Instructions to follow: Copy out all the entries word for word.

Material for the task:

-- Start --

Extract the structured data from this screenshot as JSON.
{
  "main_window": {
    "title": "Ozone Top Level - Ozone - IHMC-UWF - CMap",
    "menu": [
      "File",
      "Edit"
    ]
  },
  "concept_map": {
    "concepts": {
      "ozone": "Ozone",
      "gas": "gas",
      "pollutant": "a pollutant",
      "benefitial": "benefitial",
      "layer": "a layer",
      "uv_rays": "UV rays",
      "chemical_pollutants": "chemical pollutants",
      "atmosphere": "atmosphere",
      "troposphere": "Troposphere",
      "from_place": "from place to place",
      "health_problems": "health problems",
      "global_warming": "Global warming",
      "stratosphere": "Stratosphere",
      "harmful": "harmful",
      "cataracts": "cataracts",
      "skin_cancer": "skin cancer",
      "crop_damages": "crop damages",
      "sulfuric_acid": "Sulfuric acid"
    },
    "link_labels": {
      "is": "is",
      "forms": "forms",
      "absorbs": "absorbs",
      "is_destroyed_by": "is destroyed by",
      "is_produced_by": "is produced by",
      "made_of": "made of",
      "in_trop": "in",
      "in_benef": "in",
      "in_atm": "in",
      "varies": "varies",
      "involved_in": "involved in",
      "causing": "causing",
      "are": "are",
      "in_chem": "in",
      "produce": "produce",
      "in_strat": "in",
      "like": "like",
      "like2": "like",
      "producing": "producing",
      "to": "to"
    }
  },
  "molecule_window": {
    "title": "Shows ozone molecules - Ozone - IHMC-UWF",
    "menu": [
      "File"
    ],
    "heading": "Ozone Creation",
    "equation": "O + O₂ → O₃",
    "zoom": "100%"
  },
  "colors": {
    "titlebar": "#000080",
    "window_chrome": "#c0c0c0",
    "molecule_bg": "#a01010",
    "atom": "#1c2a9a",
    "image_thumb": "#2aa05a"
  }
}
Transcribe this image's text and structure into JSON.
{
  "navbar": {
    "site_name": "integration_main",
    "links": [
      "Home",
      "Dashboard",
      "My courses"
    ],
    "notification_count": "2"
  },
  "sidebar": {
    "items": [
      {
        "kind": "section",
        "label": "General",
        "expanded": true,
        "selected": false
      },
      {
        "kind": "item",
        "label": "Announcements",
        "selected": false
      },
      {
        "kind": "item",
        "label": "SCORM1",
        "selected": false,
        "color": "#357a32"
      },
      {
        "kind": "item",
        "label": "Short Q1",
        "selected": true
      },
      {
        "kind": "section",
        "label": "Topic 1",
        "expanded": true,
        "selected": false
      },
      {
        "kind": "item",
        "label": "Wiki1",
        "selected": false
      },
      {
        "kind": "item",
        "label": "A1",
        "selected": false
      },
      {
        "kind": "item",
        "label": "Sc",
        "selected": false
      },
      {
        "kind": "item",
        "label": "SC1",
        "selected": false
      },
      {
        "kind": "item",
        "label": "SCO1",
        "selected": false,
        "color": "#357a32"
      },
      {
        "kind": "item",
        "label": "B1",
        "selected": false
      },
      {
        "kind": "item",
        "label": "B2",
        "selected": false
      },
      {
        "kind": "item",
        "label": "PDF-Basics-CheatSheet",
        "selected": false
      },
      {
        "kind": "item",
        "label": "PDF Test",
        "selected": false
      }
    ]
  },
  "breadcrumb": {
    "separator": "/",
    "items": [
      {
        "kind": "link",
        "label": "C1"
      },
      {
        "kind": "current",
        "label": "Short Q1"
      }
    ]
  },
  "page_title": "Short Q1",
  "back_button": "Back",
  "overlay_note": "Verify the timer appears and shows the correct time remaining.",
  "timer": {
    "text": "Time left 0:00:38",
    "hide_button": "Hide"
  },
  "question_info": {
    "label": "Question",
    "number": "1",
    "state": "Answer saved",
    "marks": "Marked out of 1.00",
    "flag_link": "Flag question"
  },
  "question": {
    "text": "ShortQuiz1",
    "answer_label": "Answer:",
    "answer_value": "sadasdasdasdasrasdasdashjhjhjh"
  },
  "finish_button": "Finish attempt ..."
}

-- End --

Complete response:
Extract the structured data from this screenshot as JSON.
{
  "main_window": {
    "title": "Ozone Top Level - Ozone - IHMC-UWF - CMap",
    "menu": [
      "File",
      "Edit"
    ]
  },
  "concept_map": {
    "concepts": {
      "ozone": "Ozone",
      "gas": "gas",
      "pollutant": "a pollutant",
      "benefitial": "benefitial",
      "layer": "a layer",
      "uv_rays": "UV rays",
      "chemical_pollutants": "chemical pollutants",
      "atmosphere": "atmosphere",
      "troposphere": "Troposphere",
      "from_place": "from place to place",
      "health_problems": "health problems",
      "global_warming": "Global warming",
      "stratosphere": "Stratosphere",
      "harmful": "harmful",
      "cataracts": "cataracts",
      "skin_cancer": "skin cancer",
      "crop_damages": "crop damages",
      "sulfuric_acid": "Sulfuric acid"
    },
    "link_labels": {
      "is": "is",
      "forms": "forms",
      "absorbs": "absorbs",
      "is_destroyed_by": "is destroyed by",
      "is_produced_by": "is produced by",
      "made_of": "made of",
      "in_trop": "in",
      "in_benef": "in",
      "in_atm": "in",
      "varies": "varies",
      "involved_in": "involved in",
      "causing": "causing",
      "are": "are",
      "in_chem": "in",
      "produce": "produce",
      "in_strat": "in",
      "like": "like",
      "like2": "like",
      "producing": "producing",
      "to": "to"
    }
  },
  "molecule_window": {
    "title": "Shows ozone molecules - Ozone - IHMC-UWF",
    "menu": [
      "File"
    ],
    "heading": "Ozone Creation",
    "equation": "O + O₂ → O₃",
    "zoom": "100%"
  },
  "colors": {
    "titlebar": "#000080",
    "window_chrome": "#c0c0c0",
    "molecule_bg": "#a01010",
    "atom": "#1c2a9a",
    "image_thumb": "#2aa05a"
  }
}
Transcribe this image's text and structure into JSON.
{
  "navbar": {
    "site_name": "integration_main",
    "links": [
      "Home",
      "Dashboard",
      "My courses"
    ],
    "notification_count": "2"
  },
  "sidebar": {
    "items": [
      {
        "kind": "section",
        "label": "General",
        "expanded": true,
        "selected": false
      },
      {
        "kind": "item",
        "label": "Announcements",
        "selected": false
      },
      {
        "kind": "item",
        "label": "SCORM1",
        "selected": false,
        "color": "#357a32"
      },
      {
        "kind": "item",
        "label": "Short Q1",
        "selected": true
      },
      {
        "kind": "section",
        "label": "Topic 1",
        "expanded": true,
        "selected": false
      },
      {
        "kind": "item",
        "label": "Wiki1",
        "selected": false
      },
      {
        "kind": "item",
        "label": "A1",
        "selected": false
      },
      {
        "kind": "item",
        "label": "Sc",
        "selected": false
      },
      {
        "kind": "item",
        "label": "SC1",
        "selected": false
      },
      {
        "kind": "item",
        "label": "SCO1",
        "selected": false,
        "color": "#357a32"
      },
      {
        "kind": "item",
        "label": "B1",
        "selected": false
      },
      {
        "kind": "item",
        "label": "B2",
        "selected": false
      },
      {
        "kind": "item",
        "label": "PDF-Basics-CheatSheet",
        "selected": false
      },
      {
        "kind": "item",
        "label": "PDF Test",
        "selected": false
      }
    ]
  },
  "breadcrumb": {
    "separator": "/",
    "items": [
      {
        "kind": "link",
        "label": "C1"
      },
      {
        "kind": "current",
        "label": "Short Q1"
      }
    ]
  },
  "page_title": "Short Q1",
  "back_button": "Back",
  "overlay_note": "Verify the timer appears and shows the correct time remaining.",
  "timer": {
    "text": "Time left 0:00:38",
    "hide_button": "Hide"
  },
  "question_info": {
    "label": "Question",
    "number": "1",
    "state": "Answer saved",
    "marks": "Marked out of 1.00",
    "flag_link": "Flag question"
  },
  "question": {
    "text": "ShortQuiz1",
    "answer_label": "Answer:",
    "answer_value": "sadasdasdasdasrasdasdashjhjhjh"
  },
  "finish_button": "Finish attempt ..."
}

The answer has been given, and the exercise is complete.